# Start of LISTED RECORDS

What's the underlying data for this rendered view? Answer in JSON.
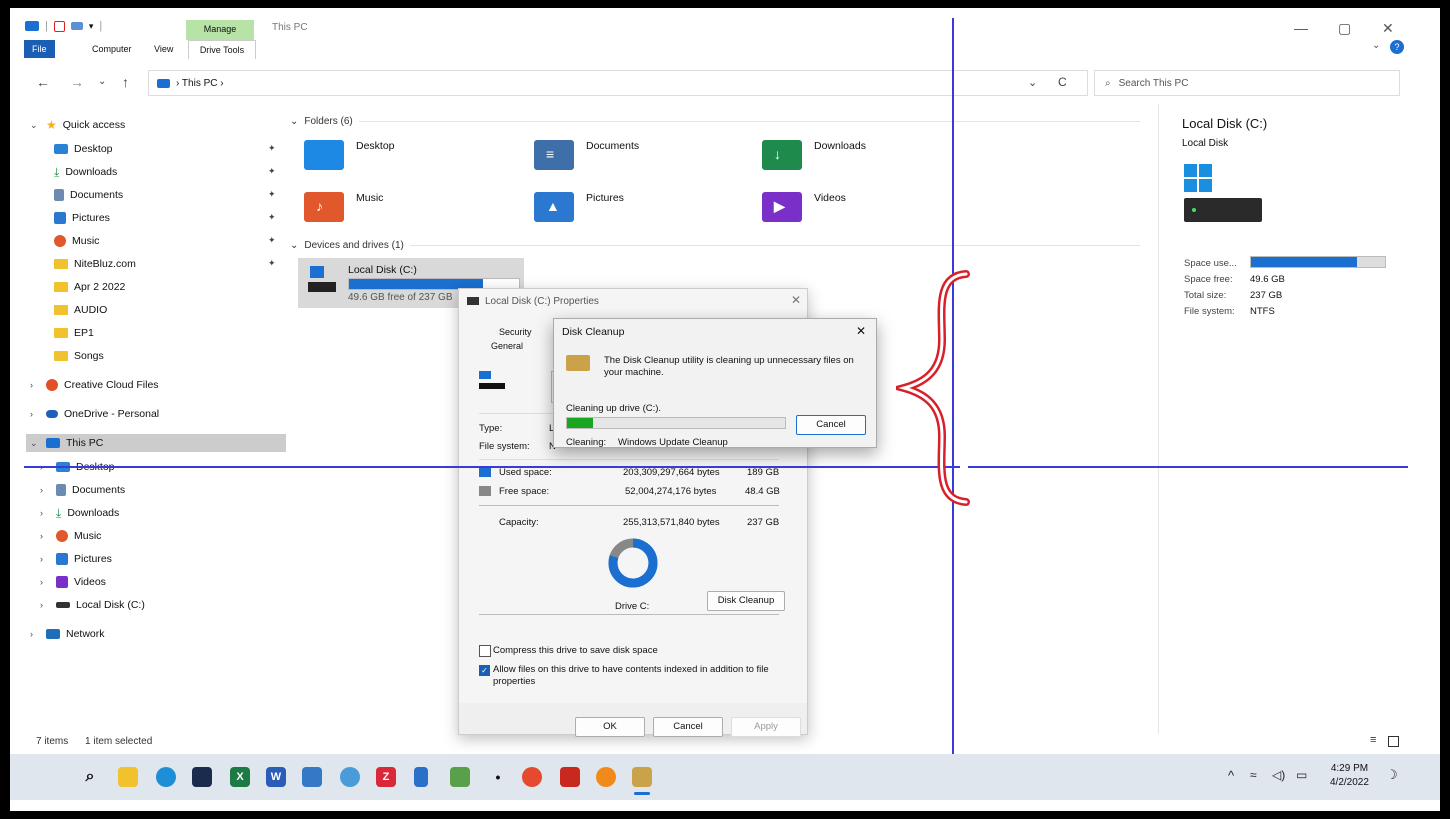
{
  "window": {
    "title": "This PC",
    "manage_tab": "Manage",
    "tabs": [
      "File",
      "Computer",
      "View",
      "Drive Tools"
    ],
    "minimize": "—",
    "restore": "▢",
    "close": "✕"
  },
  "nav": {
    "back": "←",
    "forward": "→",
    "recent": "⌄",
    "up": "↑",
    "breadcrumb": "› This PC ›",
    "dropdown": "⌄",
    "refresh": "C",
    "search_placeholder": "Search This PC"
  },
  "sidebar": {
    "quick_access": "Quick access",
    "quick_items": [
      "Desktop",
      "Downloads",
      "Documents",
      "Pictures",
      "Music",
      "NiteBluz.com",
      "Apr 2 2022",
      "AUDIO",
      "EP1",
      "Songs"
    ],
    "creative_cloud": "Creative Cloud Files",
    "onedrive": "OneDrive - Personal",
    "this_pc": "This PC",
    "pc_items": [
      "Desktop",
      "Documents",
      "Downloads",
      "Music",
      "Pictures",
      "Videos",
      "Local Disk (C:)"
    ],
    "network": "Network"
  },
  "main": {
    "folders_header": "Folders (6)",
    "folders": [
      "Desktop",
      "Documents",
      "Downloads",
      "Music",
      "Pictures",
      "Videos"
    ],
    "devices_header": "Devices and drives (1)",
    "drive_name": "Local Disk (C:)",
    "drive_free": "49.6 GB free of 237 GB",
    "drive_used_fraction": 0.79
  },
  "details": {
    "title": "Local Disk (C:)",
    "subtitle": "Local Disk",
    "space_used_label": "Space use...",
    "space_free_label": "Space free:",
    "space_free": "49.6 GB",
    "total_size_label": "Total size:",
    "total_size": "237 GB",
    "fs_label": "File system:",
    "fs": "NTFS"
  },
  "properties": {
    "title": "Local Disk (C:) Properties",
    "tab_security": "Security",
    "tab_general": "General",
    "type_label": "Type:",
    "type_value": "L",
    "fs_label": "File system:",
    "fs_value": "N",
    "used_label": "Used space:",
    "used_bytes": "203,309,297,664 bytes",
    "used_gb": "189 GB",
    "free_label": "Free space:",
    "free_bytes": "52,004,274,176 bytes",
    "free_gb": "48.4 GB",
    "capacity_label": "Capacity:",
    "capacity_bytes": "255,313,571,840 bytes",
    "capacity_gb": "237 GB",
    "drive_label": "Drive C:",
    "disk_cleanup_btn": "Disk Cleanup",
    "compress_label": "Compress this drive to save disk space",
    "index_label": "Allow files on this drive to have contents indexed in addition to file properties",
    "ok": "OK",
    "cancel": "Cancel",
    "apply": "Apply",
    "used_fraction": 0.8
  },
  "disk_cleanup": {
    "title": "Disk Cleanup",
    "message": "The Disk Cleanup utility is cleaning up unnecessary files on your machine.",
    "cleaning_drive": "Cleaning up drive  (C:).",
    "cancel": "Cancel",
    "cleaning_label": "Cleaning:",
    "cleaning_item": "Windows Update Cleanup",
    "progress_fraction": 0.12
  },
  "status": {
    "items": "7 items",
    "selected": "1 item selected"
  },
  "taskbar": {
    "time": "4:29 PM",
    "date": "4/2/2022"
  },
  "colors": {
    "accent": "#1a6fd1",
    "manage_green": "#b8e3a6",
    "annotation_blue": "#3a3ad8",
    "annotation_red": "#d8202a"
  }
}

# End of LISTED RECORDS

Extract every line of the data exactly; pictures stay out.

What's the underlying data for this rendered view? Answer in JSON.
{
  "window": {
    "title": "This PC",
    "manage_tab": "Manage",
    "tabs": [
      "File",
      "Computer",
      "View",
      "Drive Tools"
    ],
    "minimize": "—",
    "restore": "▢",
    "close": "✕"
  },
  "nav": {
    "back": "←",
    "forward": "→",
    "recent": "⌄",
    "up": "↑",
    "breadcrumb": "› This PC ›",
    "dropdown": "⌄",
    "refresh": "C",
    "search_placeholder": "Search This PC"
  },
  "sidebar": {
    "quick_access": "Quick access",
    "quick_items": [
      "Desktop",
      "Downloads",
      "Documents",
      "Pictures",
      "Music",
      "NiteBluz.com",
      "Apr 2 2022",
      "AUDIO",
      "EP1",
      "Songs"
    ],
    "creative_cloud": "Creative Cloud Files",
    "onedrive": "OneDrive - Personal",
    "this_pc": "This PC",
    "pc_items": [
      "Desktop",
      "Documents",
      "Downloads",
      "Music",
      "Pictures",
      "Videos",
      "Local Disk (C:)"
    ],
    "network": "Network"
  },
  "main": {
    "folders_header": "Folders (6)",
    "folders": [
      "Desktop",
      "Documents",
      "Downloads",
      "Music",
      "Pictures",
      "Videos"
    ],
    "devices_header": "Devices and drives (1)",
    "drive_name": "Local Disk (C:)",
    "drive_free": "49.6 GB free of 237 GB",
    "drive_used_fraction": 0.79
  },
  "details": {
    "title": "Local Disk (C:)",
    "subtitle": "Local Disk",
    "space_used_label": "Space use...",
    "space_free_label": "Space free:",
    "space_free": "49.6 GB",
    "total_size_label": "Total size:",
    "total_size": "237 GB",
    "fs_label": "File system:",
    "fs": "NTFS"
  },
  "properties": {
    "title": "Local Disk (C:) Properties",
    "tab_security": "Security",
    "tab_general": "General",
    "type_label": "Type:",
    "type_value": "L",
    "fs_label": "File system:",
    "fs_value": "N",
    "used_label": "Used space:",
    "used_bytes": "203,309,297,664 bytes",
    "used_gb": "189 GB",
    "free_label": "Free space:",
    "free_bytes": "52,004,274,176 bytes",
    "free_gb": "48.4 GB",
    "capacity_label": "Capacity:",
    "capacity_bytes": "255,313,571,840 bytes",
    "capacity_gb": "237 GB",
    "drive_label": "Drive C:",
    "disk_cleanup_btn": "Disk Cleanup",
    "compress_label": "Compress this drive to save disk space",
    "index_label": "Allow files on this drive to have contents indexed in addition to file properties",
    "ok": "OK",
    "cancel": "Cancel",
    "apply": "Apply",
    "used_fraction": 0.8
  },
  "disk_cleanup": {
    "title": "Disk Cleanup",
    "message": "The Disk Cleanup utility is cleaning up unnecessary files on your machine.",
    "cleaning_drive": "Cleaning up drive  (C:).",
    "cancel": "Cancel",
    "cleaning_label": "Cleaning:",
    "cleaning_item": "Windows Update Cleanup",
    "progress_fraction": 0.12
  },
  "status": {
    "items": "7 items",
    "selected": "1 item selected"
  },
  "taskbar": {
    "time": "4:29 PM",
    "date": "4/2/2022"
  },
  "colors": {
    "accent": "#1a6fd1",
    "manage_green": "#b8e3a6",
    "annotation_blue": "#3a3ad8",
    "annotation_red": "#d8202a"
  }
}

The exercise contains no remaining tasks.